#### [YOUR TASK]
Give only the number of lines that contain the word "rows".

#### [INFORMATION PROVIDED]
++++++++++++++++++++
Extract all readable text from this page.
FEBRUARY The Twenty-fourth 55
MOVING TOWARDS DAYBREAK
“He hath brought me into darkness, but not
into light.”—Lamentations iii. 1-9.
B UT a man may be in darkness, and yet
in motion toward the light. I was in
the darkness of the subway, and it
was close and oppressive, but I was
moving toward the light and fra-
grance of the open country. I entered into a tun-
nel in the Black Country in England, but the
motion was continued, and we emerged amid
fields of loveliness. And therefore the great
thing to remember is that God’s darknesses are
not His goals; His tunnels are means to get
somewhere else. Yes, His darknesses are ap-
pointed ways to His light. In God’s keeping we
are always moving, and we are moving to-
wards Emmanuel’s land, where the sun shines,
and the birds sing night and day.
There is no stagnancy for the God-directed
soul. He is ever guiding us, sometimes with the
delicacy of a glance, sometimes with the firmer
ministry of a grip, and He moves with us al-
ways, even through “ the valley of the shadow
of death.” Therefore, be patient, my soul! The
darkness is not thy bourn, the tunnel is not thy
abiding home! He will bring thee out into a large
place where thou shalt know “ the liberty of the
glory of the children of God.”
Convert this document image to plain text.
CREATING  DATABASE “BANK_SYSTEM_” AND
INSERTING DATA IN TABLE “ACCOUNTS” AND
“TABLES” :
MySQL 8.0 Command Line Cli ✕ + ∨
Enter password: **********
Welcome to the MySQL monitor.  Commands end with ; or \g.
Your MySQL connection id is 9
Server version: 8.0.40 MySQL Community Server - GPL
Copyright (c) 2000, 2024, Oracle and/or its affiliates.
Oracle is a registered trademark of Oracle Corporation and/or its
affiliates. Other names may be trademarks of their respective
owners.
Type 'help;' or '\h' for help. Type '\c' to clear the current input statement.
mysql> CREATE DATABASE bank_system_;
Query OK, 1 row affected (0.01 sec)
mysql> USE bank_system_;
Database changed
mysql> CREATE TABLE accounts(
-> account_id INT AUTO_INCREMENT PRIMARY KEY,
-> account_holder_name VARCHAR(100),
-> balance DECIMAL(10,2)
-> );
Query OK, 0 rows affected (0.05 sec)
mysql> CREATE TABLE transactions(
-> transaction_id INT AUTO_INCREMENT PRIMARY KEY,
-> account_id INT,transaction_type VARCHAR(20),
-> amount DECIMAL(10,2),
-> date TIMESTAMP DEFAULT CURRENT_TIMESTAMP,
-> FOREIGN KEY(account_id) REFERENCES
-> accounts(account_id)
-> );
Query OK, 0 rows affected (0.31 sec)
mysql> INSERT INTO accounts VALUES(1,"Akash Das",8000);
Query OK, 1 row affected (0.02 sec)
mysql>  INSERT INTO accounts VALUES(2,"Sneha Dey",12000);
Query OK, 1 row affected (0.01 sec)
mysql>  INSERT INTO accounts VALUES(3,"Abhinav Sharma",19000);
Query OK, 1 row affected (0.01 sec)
++++++++++++++++++++
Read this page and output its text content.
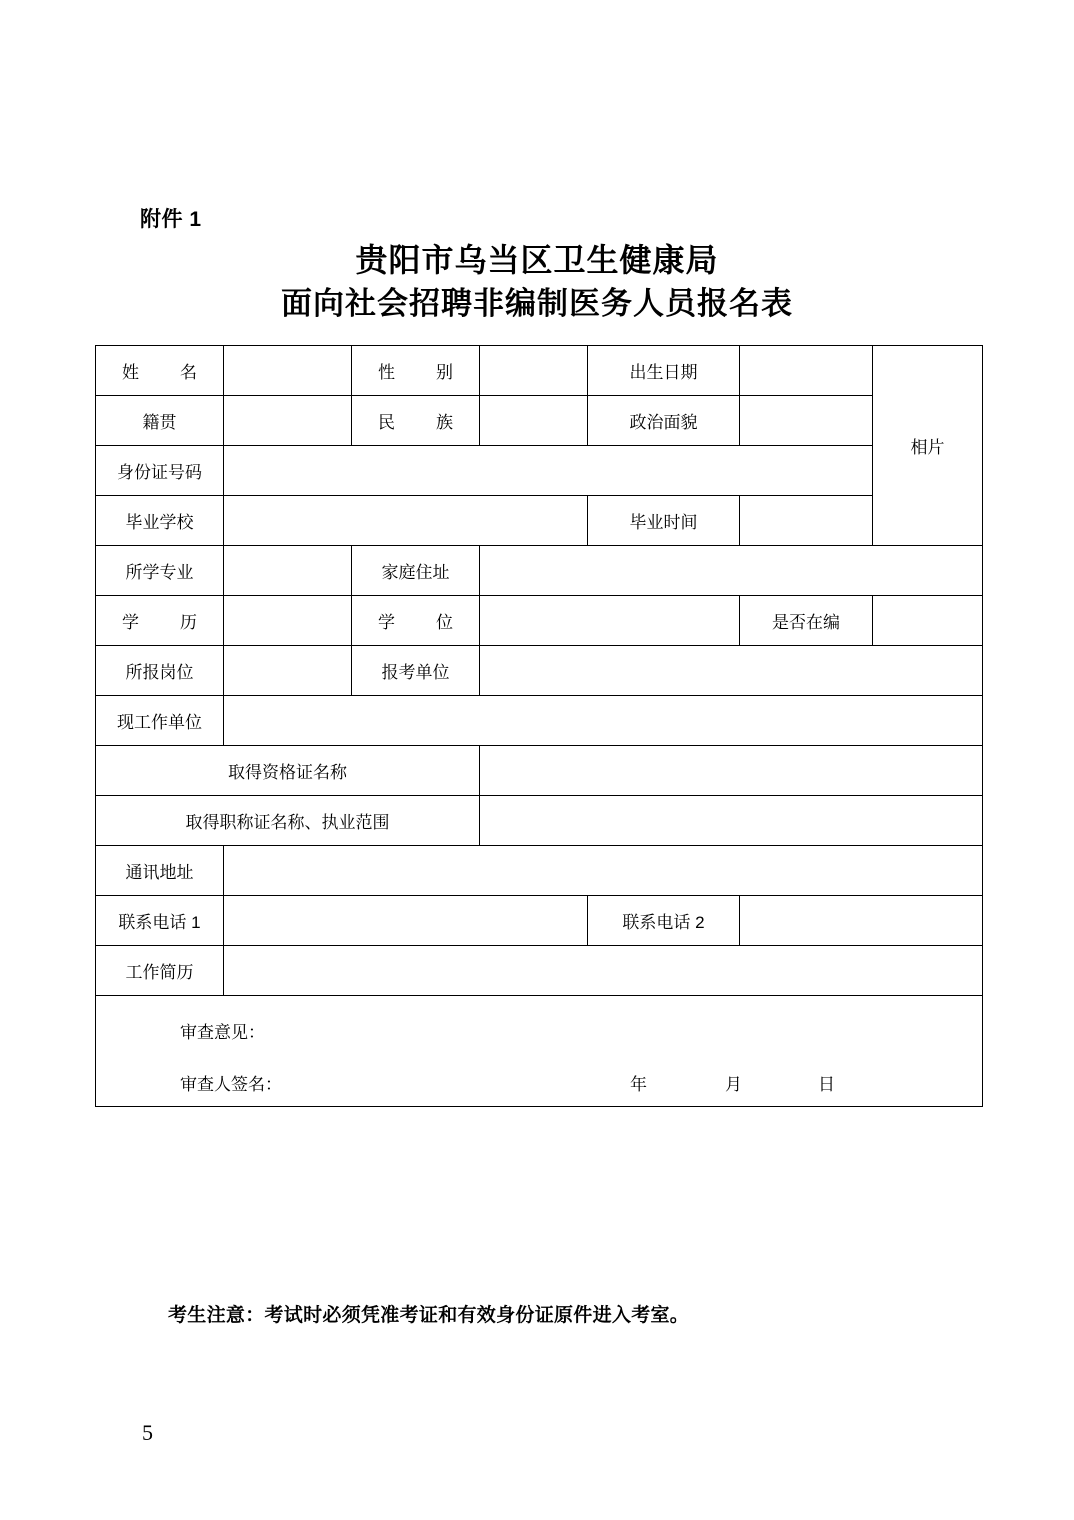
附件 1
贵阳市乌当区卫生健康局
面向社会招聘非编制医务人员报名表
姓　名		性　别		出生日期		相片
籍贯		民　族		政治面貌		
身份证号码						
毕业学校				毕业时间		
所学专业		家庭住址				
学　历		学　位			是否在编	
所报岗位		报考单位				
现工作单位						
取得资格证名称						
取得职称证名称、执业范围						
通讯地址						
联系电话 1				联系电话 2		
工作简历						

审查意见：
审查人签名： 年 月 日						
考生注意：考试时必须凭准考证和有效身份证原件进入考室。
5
++++++++++++++++++++
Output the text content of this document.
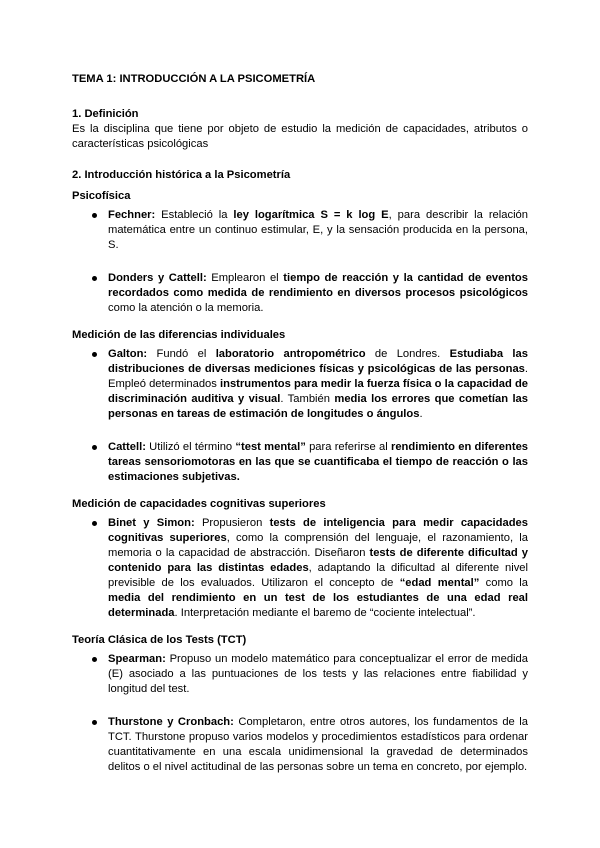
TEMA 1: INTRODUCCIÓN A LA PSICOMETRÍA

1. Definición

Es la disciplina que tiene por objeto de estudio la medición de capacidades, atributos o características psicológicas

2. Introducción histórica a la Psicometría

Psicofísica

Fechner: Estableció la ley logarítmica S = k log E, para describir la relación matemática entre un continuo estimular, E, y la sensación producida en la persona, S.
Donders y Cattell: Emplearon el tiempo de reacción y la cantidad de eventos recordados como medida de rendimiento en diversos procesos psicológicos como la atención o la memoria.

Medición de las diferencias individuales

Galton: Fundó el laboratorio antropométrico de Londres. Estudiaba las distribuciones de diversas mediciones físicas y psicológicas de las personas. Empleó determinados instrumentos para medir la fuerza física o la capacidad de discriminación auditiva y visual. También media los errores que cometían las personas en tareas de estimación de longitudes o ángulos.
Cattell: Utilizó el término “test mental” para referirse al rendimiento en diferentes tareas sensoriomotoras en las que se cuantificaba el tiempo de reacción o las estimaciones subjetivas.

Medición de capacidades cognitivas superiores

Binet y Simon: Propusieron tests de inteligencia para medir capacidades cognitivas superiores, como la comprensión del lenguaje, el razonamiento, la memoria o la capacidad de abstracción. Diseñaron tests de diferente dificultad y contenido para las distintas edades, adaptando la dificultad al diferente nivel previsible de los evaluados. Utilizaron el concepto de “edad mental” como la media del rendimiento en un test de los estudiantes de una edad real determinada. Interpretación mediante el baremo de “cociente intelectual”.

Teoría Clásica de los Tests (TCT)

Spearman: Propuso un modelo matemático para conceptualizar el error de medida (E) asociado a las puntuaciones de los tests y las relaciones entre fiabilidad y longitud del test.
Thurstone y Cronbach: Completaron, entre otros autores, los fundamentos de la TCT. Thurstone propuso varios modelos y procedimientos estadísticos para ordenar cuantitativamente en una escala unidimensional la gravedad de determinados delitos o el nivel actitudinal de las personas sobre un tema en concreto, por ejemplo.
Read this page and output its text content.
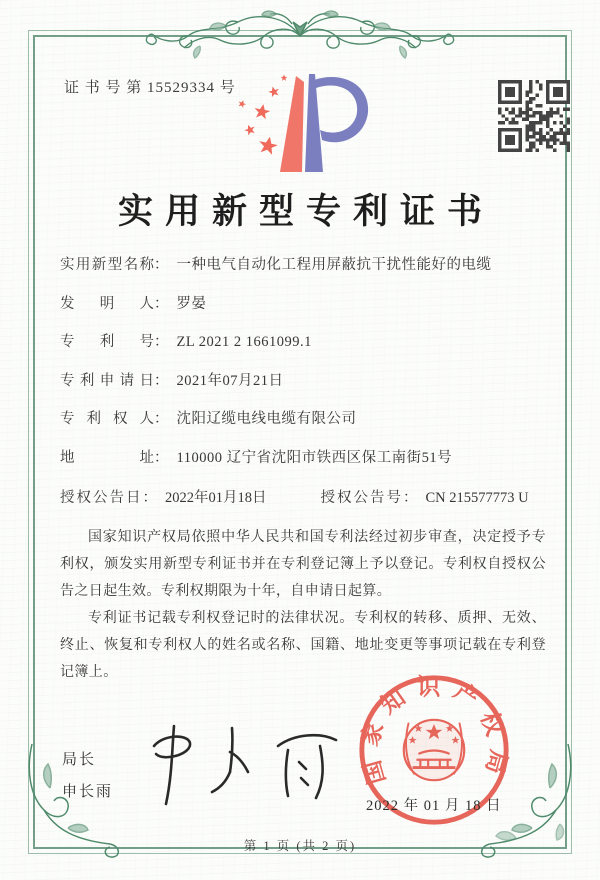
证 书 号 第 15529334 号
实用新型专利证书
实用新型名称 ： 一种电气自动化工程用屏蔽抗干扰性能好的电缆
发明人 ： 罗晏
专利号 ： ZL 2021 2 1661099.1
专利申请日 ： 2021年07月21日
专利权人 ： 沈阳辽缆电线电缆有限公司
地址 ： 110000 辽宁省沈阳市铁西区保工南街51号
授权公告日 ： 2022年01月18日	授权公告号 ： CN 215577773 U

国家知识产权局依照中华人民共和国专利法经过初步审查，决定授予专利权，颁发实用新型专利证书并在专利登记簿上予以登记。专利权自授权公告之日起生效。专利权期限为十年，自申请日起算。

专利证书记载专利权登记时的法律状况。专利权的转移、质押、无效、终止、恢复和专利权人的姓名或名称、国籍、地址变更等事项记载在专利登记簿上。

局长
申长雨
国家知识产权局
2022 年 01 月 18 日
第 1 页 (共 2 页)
++++++++++++++++++++
#### [SOLUTION]
2